-------- DATA FOR ANALYSIS

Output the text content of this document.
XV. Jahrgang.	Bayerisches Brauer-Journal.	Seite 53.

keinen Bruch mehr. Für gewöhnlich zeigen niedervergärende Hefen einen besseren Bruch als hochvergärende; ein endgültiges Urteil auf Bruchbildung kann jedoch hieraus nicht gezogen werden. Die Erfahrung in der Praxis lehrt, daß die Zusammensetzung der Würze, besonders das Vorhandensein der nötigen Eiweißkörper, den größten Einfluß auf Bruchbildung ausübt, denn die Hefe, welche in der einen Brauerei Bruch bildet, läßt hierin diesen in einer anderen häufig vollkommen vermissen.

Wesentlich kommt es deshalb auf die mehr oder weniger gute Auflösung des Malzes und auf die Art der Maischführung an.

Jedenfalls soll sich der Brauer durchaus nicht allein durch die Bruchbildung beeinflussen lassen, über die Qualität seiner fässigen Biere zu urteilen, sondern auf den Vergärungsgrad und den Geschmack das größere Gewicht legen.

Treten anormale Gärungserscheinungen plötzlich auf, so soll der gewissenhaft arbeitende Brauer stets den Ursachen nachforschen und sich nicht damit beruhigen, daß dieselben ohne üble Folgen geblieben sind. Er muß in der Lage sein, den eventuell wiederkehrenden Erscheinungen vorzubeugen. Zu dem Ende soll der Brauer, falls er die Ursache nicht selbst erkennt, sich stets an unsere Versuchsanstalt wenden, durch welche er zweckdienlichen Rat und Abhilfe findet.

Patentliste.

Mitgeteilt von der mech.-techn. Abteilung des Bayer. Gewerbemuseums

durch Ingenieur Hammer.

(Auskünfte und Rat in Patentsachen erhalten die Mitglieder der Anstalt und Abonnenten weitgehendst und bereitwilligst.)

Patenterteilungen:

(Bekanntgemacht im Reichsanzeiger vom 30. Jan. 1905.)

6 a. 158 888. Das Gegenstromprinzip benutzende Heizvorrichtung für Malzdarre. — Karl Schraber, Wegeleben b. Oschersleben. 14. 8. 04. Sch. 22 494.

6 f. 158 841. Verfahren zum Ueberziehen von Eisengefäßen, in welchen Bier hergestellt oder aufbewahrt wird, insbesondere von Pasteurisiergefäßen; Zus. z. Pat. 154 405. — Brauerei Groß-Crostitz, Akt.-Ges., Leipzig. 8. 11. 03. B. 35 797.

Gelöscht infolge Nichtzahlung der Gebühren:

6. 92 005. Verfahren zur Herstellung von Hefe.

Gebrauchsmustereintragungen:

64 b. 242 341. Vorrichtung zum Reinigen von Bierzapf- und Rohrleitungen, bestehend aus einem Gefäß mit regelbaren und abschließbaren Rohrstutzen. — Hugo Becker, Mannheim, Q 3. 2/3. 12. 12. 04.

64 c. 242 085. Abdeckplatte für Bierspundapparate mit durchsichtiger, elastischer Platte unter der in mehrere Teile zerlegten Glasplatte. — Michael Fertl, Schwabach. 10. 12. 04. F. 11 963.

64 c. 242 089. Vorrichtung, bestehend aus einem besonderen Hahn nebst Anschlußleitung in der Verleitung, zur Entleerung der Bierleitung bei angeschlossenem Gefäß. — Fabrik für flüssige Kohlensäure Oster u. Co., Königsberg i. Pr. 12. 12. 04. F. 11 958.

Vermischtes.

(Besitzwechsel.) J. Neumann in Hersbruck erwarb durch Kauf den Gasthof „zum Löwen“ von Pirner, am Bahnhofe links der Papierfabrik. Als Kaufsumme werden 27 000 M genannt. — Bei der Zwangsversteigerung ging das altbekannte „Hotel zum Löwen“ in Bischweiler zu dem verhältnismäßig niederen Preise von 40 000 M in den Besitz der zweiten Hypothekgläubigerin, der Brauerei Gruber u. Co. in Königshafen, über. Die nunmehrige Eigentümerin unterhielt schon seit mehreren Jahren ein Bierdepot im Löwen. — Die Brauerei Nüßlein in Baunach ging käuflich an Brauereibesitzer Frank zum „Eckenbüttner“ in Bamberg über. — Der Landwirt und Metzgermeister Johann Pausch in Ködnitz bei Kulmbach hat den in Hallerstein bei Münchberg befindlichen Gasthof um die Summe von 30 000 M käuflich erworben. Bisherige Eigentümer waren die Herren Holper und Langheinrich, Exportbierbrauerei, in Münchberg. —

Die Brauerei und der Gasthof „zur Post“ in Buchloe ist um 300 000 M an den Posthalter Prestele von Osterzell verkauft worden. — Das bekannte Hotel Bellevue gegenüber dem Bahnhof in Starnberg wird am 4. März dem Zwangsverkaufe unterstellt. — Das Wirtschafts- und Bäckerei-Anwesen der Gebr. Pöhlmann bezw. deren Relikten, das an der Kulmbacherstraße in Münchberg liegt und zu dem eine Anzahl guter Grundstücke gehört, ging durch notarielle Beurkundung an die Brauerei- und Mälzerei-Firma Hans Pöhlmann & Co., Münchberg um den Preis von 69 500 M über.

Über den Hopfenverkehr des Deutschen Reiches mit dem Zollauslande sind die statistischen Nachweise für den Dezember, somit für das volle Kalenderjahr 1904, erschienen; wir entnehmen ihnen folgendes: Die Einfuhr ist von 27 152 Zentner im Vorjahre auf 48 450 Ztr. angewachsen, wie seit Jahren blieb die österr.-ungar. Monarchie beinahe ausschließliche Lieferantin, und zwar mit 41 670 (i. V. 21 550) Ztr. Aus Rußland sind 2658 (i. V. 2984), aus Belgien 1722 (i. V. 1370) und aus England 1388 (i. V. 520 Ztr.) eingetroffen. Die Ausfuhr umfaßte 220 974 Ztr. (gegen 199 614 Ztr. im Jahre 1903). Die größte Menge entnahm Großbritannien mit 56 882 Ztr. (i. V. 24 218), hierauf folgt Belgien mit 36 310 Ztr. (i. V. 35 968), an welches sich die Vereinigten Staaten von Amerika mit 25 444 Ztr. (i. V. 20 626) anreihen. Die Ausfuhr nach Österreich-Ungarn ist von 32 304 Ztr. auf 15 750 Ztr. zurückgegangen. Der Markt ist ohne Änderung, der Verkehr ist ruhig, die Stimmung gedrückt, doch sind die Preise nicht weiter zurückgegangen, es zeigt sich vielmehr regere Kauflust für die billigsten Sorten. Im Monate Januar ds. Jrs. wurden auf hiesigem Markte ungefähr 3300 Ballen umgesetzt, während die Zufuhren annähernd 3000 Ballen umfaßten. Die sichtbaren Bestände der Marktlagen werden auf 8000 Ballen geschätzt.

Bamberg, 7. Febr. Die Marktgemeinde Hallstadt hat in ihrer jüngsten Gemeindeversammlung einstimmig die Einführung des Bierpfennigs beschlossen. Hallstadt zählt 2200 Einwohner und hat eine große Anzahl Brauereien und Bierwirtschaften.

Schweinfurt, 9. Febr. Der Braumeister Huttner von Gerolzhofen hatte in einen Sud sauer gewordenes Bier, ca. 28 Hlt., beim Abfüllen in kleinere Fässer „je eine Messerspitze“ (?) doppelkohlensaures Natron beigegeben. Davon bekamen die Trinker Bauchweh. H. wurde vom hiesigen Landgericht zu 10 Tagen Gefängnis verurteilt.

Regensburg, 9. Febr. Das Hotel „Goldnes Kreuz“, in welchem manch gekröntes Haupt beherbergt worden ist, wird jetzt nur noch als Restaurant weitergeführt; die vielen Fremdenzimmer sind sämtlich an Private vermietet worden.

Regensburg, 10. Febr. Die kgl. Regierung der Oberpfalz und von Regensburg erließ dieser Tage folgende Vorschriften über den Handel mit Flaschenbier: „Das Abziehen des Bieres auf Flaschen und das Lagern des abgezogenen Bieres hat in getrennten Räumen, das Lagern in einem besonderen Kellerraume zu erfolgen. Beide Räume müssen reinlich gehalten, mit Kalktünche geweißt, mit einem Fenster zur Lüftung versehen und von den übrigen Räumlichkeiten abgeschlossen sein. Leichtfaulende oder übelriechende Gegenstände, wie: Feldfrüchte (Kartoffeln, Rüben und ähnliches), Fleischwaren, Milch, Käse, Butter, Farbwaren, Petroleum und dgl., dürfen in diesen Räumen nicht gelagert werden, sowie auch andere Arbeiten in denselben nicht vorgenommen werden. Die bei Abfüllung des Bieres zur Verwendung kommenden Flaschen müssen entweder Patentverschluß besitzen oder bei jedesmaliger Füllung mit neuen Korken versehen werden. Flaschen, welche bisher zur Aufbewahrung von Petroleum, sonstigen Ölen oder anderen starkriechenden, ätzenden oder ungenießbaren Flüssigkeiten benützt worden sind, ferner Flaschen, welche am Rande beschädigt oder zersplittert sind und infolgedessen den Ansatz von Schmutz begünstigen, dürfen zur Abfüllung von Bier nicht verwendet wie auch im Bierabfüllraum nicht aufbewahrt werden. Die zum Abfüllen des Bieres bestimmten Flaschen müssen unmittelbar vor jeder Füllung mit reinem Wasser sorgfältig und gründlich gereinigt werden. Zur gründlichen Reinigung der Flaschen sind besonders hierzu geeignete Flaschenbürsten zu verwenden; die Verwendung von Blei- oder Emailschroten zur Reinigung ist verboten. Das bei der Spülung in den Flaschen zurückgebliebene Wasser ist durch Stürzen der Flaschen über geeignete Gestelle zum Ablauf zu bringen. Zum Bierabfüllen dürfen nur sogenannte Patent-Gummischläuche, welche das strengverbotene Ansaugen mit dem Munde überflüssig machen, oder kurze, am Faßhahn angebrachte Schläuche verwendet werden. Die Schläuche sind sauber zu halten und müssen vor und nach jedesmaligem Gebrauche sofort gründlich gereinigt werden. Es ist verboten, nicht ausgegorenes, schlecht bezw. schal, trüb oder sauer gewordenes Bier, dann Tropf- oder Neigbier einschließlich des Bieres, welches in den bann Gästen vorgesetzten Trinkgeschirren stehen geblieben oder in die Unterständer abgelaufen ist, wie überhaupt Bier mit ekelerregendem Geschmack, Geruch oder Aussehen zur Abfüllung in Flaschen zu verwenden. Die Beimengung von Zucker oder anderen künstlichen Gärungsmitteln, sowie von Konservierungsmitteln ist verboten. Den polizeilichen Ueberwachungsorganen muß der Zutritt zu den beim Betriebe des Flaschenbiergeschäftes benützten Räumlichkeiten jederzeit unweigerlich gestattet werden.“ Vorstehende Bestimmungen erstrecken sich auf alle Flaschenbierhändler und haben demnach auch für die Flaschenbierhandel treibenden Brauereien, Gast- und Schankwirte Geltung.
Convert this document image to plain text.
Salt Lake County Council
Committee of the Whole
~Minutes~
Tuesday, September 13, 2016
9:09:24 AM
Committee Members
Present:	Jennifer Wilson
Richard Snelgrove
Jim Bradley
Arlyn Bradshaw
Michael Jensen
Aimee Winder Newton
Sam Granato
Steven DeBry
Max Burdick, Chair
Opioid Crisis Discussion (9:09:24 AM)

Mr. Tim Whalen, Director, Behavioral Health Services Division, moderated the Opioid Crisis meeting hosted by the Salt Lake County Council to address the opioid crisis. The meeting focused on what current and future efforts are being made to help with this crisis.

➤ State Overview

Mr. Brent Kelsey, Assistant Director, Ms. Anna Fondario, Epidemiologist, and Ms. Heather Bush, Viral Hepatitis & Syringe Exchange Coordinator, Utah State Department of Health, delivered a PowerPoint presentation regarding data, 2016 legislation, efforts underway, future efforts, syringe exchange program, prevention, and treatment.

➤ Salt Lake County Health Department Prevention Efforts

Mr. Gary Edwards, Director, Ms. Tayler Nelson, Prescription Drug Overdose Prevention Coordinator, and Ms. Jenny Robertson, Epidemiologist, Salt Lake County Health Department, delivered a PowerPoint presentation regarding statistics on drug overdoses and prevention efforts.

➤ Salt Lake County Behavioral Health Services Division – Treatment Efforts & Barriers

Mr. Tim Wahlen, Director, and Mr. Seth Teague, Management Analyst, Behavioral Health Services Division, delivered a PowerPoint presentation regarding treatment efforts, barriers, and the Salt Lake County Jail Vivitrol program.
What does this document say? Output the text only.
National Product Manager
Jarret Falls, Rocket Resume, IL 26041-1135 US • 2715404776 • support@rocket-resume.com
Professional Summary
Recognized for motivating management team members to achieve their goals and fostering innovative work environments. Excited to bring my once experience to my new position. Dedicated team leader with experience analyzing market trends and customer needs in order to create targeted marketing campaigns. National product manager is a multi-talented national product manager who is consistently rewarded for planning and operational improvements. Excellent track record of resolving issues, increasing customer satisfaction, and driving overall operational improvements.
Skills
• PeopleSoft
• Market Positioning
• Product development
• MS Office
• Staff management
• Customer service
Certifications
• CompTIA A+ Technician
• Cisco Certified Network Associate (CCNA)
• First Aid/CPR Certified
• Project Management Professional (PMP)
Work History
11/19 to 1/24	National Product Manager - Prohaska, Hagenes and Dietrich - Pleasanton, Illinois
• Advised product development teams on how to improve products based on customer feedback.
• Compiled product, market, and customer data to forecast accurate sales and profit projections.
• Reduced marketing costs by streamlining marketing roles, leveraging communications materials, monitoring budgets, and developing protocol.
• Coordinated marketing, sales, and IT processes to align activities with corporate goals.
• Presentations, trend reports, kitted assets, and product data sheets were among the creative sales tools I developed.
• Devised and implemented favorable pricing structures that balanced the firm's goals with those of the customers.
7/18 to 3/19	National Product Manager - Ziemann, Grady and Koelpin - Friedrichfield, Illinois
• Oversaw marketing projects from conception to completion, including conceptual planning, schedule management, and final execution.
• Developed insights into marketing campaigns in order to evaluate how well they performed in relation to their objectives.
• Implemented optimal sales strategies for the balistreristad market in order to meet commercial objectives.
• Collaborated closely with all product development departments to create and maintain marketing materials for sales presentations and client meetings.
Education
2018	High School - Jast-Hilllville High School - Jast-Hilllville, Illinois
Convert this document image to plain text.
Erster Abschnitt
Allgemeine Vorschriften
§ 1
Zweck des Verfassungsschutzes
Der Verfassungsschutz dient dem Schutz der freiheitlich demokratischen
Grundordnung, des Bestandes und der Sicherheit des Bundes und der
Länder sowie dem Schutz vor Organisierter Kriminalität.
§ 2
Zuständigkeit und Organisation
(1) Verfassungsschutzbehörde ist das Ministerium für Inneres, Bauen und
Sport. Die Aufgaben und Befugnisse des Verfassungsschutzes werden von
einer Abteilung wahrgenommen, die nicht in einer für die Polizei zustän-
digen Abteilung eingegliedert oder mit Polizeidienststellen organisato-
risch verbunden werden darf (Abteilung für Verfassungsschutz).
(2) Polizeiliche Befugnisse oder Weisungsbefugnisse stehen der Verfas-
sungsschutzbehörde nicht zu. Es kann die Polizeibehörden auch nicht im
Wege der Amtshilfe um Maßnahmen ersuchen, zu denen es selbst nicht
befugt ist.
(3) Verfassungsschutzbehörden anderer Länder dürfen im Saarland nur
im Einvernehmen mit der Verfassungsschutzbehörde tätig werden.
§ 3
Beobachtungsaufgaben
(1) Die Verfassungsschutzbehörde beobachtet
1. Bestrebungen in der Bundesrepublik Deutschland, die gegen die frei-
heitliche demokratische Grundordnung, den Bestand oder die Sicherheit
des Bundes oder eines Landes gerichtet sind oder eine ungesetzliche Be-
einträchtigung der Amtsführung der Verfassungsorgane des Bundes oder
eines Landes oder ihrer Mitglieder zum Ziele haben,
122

----------------

▶ **TASK TO CARRY OUT**: The answer must be a single number: how many lines above contain "objectives".

▶ **WRITTEN SOLUTION**: 2